> _Exercise description_
Revise these records so that every occurrence of "legend-label" becomes "legend-text", keeping everything else unchanged. Leave out the pictures.

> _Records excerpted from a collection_
○ ○ ○ ○ ○

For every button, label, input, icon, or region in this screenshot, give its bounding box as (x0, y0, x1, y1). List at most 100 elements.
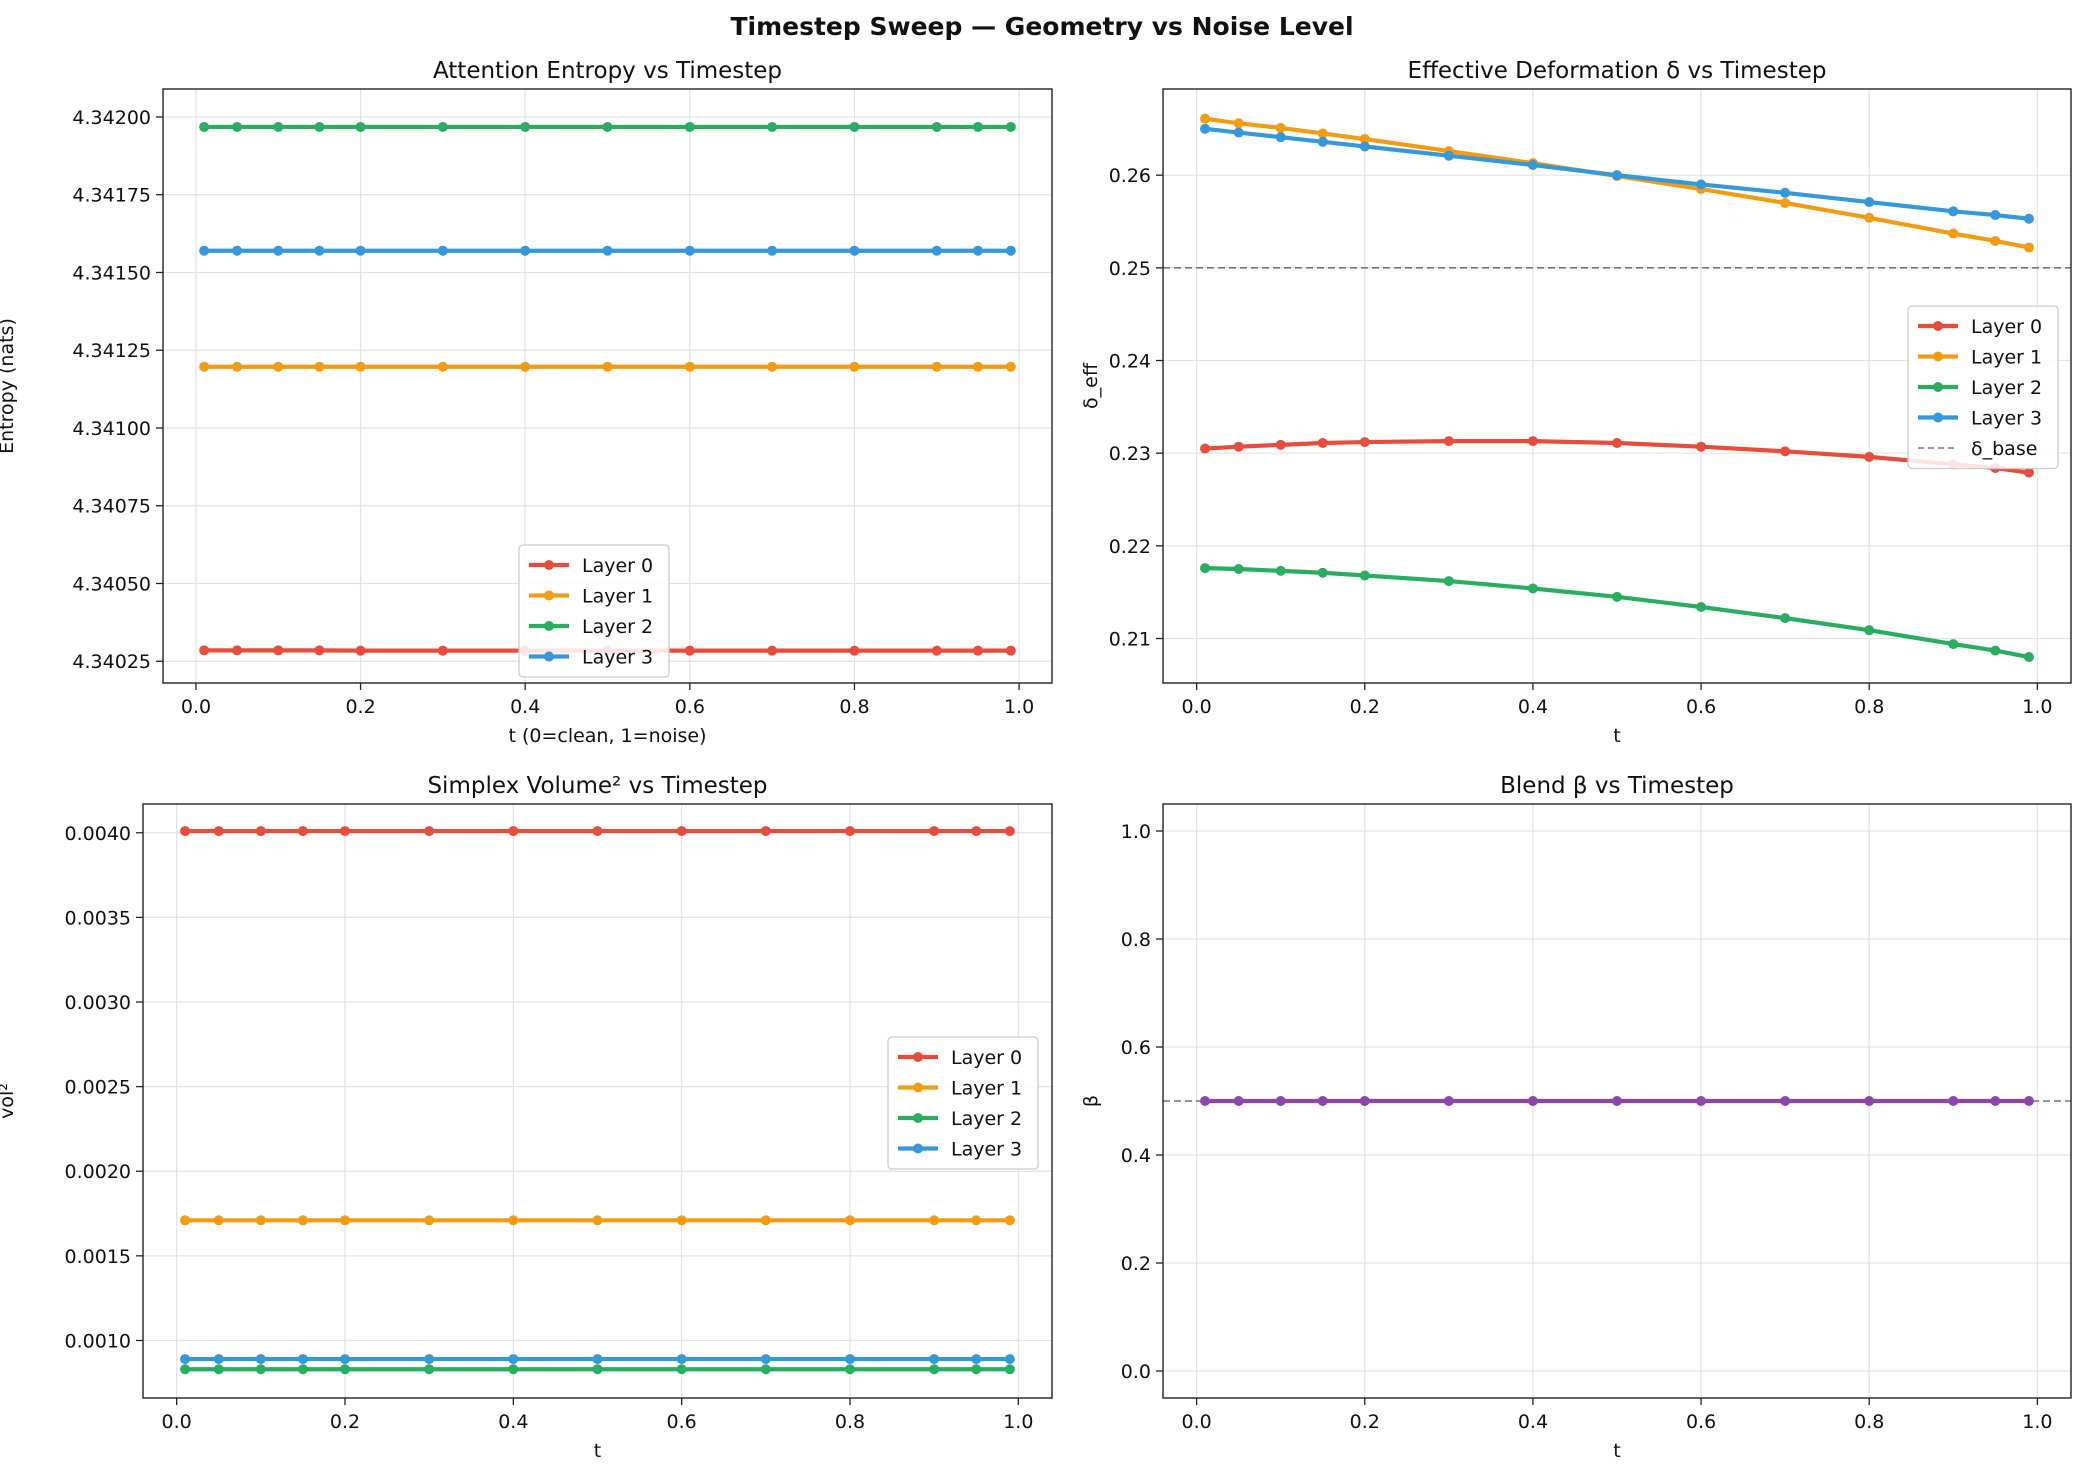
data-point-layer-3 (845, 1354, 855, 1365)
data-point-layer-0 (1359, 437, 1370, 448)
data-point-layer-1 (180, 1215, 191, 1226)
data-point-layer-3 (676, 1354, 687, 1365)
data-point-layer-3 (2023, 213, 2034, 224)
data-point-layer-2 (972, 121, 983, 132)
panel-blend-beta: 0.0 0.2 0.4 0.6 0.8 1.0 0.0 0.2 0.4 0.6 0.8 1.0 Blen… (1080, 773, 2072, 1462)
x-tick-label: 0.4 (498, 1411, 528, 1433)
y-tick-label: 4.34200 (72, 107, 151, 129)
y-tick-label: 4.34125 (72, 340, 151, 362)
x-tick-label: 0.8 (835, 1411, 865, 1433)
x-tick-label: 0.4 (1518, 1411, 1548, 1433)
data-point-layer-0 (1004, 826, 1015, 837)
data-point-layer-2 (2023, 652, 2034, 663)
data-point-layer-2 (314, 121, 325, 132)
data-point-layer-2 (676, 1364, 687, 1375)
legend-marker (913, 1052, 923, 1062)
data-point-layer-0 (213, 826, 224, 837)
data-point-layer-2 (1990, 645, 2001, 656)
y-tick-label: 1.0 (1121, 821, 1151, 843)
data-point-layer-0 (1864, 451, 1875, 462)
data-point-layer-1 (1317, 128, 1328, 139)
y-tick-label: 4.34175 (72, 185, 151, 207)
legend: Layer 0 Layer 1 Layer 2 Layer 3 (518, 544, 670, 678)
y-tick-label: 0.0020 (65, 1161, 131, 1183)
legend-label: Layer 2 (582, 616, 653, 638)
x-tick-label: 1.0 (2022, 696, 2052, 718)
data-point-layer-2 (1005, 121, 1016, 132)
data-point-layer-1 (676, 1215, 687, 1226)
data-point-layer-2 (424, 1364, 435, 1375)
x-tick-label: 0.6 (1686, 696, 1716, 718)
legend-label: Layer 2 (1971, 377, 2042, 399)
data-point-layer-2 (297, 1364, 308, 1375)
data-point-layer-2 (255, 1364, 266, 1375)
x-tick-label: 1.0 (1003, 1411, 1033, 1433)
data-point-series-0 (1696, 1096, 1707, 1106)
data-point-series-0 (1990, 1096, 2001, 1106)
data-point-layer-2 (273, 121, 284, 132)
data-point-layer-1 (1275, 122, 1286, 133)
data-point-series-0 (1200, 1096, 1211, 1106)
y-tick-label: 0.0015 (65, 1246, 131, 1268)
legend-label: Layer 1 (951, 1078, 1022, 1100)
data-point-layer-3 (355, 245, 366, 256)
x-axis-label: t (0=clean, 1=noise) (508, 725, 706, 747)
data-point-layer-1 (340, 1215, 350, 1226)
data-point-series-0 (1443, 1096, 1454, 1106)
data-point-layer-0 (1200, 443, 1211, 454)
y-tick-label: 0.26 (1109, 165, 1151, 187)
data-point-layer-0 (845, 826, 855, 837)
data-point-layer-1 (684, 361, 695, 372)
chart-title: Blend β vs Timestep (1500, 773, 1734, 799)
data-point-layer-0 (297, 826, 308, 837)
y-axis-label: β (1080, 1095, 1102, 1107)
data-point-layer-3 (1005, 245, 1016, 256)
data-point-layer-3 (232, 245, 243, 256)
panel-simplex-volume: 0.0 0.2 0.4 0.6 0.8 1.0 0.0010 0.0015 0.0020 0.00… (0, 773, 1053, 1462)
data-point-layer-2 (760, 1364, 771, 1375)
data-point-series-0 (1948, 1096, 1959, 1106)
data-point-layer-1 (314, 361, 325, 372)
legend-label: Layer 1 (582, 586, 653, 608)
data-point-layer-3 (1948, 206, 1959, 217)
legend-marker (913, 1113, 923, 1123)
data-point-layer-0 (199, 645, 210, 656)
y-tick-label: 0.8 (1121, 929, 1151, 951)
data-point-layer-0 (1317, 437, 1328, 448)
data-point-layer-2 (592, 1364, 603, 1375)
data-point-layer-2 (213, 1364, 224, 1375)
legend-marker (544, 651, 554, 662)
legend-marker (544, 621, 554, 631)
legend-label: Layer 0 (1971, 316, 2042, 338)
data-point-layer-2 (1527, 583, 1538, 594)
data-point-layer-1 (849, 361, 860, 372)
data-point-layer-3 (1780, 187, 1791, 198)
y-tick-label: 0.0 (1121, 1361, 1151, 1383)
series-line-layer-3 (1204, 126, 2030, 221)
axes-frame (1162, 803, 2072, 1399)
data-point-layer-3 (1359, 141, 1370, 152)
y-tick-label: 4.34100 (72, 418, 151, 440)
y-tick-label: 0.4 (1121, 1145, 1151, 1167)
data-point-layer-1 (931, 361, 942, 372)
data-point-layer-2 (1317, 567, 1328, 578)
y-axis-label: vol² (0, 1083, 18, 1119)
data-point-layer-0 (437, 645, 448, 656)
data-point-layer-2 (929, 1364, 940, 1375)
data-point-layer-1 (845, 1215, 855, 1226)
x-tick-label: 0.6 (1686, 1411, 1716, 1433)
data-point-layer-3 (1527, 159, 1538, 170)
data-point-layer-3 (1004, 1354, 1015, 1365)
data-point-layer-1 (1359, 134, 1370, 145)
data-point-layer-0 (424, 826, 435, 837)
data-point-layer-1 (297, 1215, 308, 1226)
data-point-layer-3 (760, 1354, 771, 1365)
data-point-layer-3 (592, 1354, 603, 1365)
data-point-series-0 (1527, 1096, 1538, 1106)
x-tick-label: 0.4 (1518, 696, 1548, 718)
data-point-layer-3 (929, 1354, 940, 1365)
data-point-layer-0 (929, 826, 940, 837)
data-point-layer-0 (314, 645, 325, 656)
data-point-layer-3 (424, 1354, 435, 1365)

○ ○ ○ ○ ○

> _Answer to the problem_
For every button, label, input, icon, or region in this screenshot, give its bounding box as (x0, y0, x1, y1). List at most 100 elements.
data-point-layer-3 (845, 1354, 855, 1365)
data-point-layer-0 (1359, 437, 1370, 448)
data-point-layer-1 (180, 1215, 191, 1226)
data-point-layer-3 (676, 1354, 687, 1365)
data-point-layer-3 (2023, 213, 2034, 224)
data-point-layer-2 (972, 121, 983, 132)
panel-blend-beta: 0.0 0.2 0.4 0.6 0.8 1.0 0.0 0.2 0.4 0.6 0.8 1.0 Blen… (1080, 773, 2072, 1462)
x-tick-label: 0.4 (498, 1411, 528, 1433)
y-tick-label: 4.34200 (72, 107, 151, 129)
y-tick-label: 4.34125 (72, 340, 151, 362)
x-tick-label: 0.8 (835, 1411, 865, 1433)
x-tick-label: 0.4 (1518, 1411, 1548, 1433)
data-point-layer-0 (1004, 826, 1015, 837)
data-point-layer-2 (2023, 652, 2034, 663)
data-point-layer-2 (314, 121, 325, 132)
data-point-layer-2 (676, 1364, 687, 1375)
legend-marker (913, 1052, 923, 1062)
data-point-layer-0 (213, 826, 224, 837)
data-point-layer-2 (1990, 645, 2001, 656)
y-tick-label: 1.0 (1121, 821, 1151, 843)
data-point-layer-0 (1864, 451, 1875, 462)
data-point-layer-1 (1317, 128, 1328, 139)
y-tick-label: 4.34175 (72, 185, 151, 207)
legend: Layer 0 Layer 1 Layer 2 Layer 3 (518, 544, 670, 678)
y-tick-label: 0.0020 (65, 1161, 131, 1183)
legend-text: Layer 2 (582, 616, 653, 638)
x-tick-label: 1.0 (2022, 696, 2052, 718)
data-point-layer-2 (1005, 121, 1016, 132)
data-point-layer-1 (676, 1215, 687, 1226)
data-point-layer-2 (424, 1364, 435, 1375)
x-tick-label: 0.6 (1686, 696, 1716, 718)
legend-text: Layer 2 (1971, 377, 2042, 399)
data-point-layer-2 (297, 1364, 308, 1375)
data-point-layer-2 (255, 1364, 266, 1375)
x-tick-label: 1.0 (1003, 1411, 1033, 1433)
data-point-series-0 (1696, 1096, 1707, 1106)
data-point-series-0 (1990, 1096, 2001, 1106)
data-point-layer-2 (273, 121, 284, 132)
data-point-layer-1 (1275, 122, 1286, 133)
data-point-series-0 (1200, 1096, 1211, 1106)
y-tick-label: 0.0015 (65, 1246, 131, 1268)
legend-text: Layer 1 (951, 1078, 1022, 1100)
data-point-layer-3 (355, 245, 366, 256)
x-axis-label: t (0=clean, 1=noise) (508, 725, 706, 747)
data-point-layer-1 (340, 1215, 350, 1226)
data-point-series-0 (1443, 1096, 1454, 1106)
data-point-layer-0 (1200, 443, 1211, 454)
y-tick-label: 0.26 (1109, 165, 1151, 187)
data-point-layer-0 (845, 826, 855, 837)
data-point-layer-1 (684, 361, 695, 372)
chart-title: Blend β vs Timestep (1500, 773, 1734, 799)
data-point-layer-0 (297, 826, 308, 837)
y-axis-label: β (1080, 1095, 1102, 1107)
data-point-layer-3 (1005, 245, 1016, 256)
data-point-layer-3 (232, 245, 243, 256)
panel-simplex-volume: 0.0 0.2 0.4 0.6 0.8 1.0 0.0010 0.0015 0.0020 0.00… (0, 773, 1053, 1462)
data-point-layer-2 (760, 1364, 771, 1375)
data-point-series-0 (1948, 1096, 1959, 1106)
data-point-layer-1 (314, 361, 325, 372)
legend-text: Layer 1 (582, 586, 653, 608)
data-point-layer-3 (1948, 206, 1959, 217)
legend-marker (913, 1113, 923, 1123)
data-point-layer-0 (199, 645, 210, 656)
y-tick-label: 0.8 (1121, 929, 1151, 951)
data-point-layer-0 (1317, 437, 1328, 448)
data-point-layer-2 (592, 1364, 603, 1375)
data-point-layer-2 (213, 1364, 224, 1375)
legend-marker (544, 651, 554, 662)
legend-marker (544, 621, 554, 631)
legend-text: Layer 0 (1971, 316, 2042, 338)
data-point-layer-2 (1527, 583, 1538, 594)
data-point-layer-1 (849, 361, 860, 372)
data-point-layer-3 (1780, 187, 1791, 198)
y-tick-label: 0.0 (1121, 1361, 1151, 1383)
series-line-layer-3 (1204, 126, 2030, 221)
axes-frame (1162, 803, 2072, 1399)
data-point-layer-3 (1359, 141, 1370, 152)
y-tick-label: 4.34100 (72, 418, 151, 440)
y-tick-label: 0.4 (1121, 1145, 1151, 1167)
data-point-layer-1 (931, 361, 942, 372)
data-point-layer-2 (1317, 567, 1328, 578)
y-axis-label: vol² (0, 1083, 18, 1119)
data-point-layer-0 (437, 645, 448, 656)
data-point-layer-2 (929, 1364, 940, 1375)
data-point-layer-1 (845, 1215, 855, 1226)
x-tick-label: 0.6 (1686, 1411, 1716, 1433)
data-point-layer-3 (1527, 159, 1538, 170)
data-point-layer-3 (1004, 1354, 1015, 1365)
data-point-layer-1 (1359, 134, 1370, 145)
data-point-layer-0 (424, 826, 435, 837)
data-point-layer-1 (297, 1215, 308, 1226)
data-point-layer-3 (760, 1354, 771, 1365)
data-point-layer-3 (592, 1354, 603, 1365)
data-point-series-0 (1527, 1096, 1538, 1106)
x-tick-label: 0.4 (1518, 696, 1548, 718)
data-point-layer-3 (929, 1354, 940, 1365)
data-point-layer-0 (929, 826, 940, 837)
data-point-layer-0 (314, 645, 325, 656)
data-point-layer-3 (424, 1354, 435, 1365)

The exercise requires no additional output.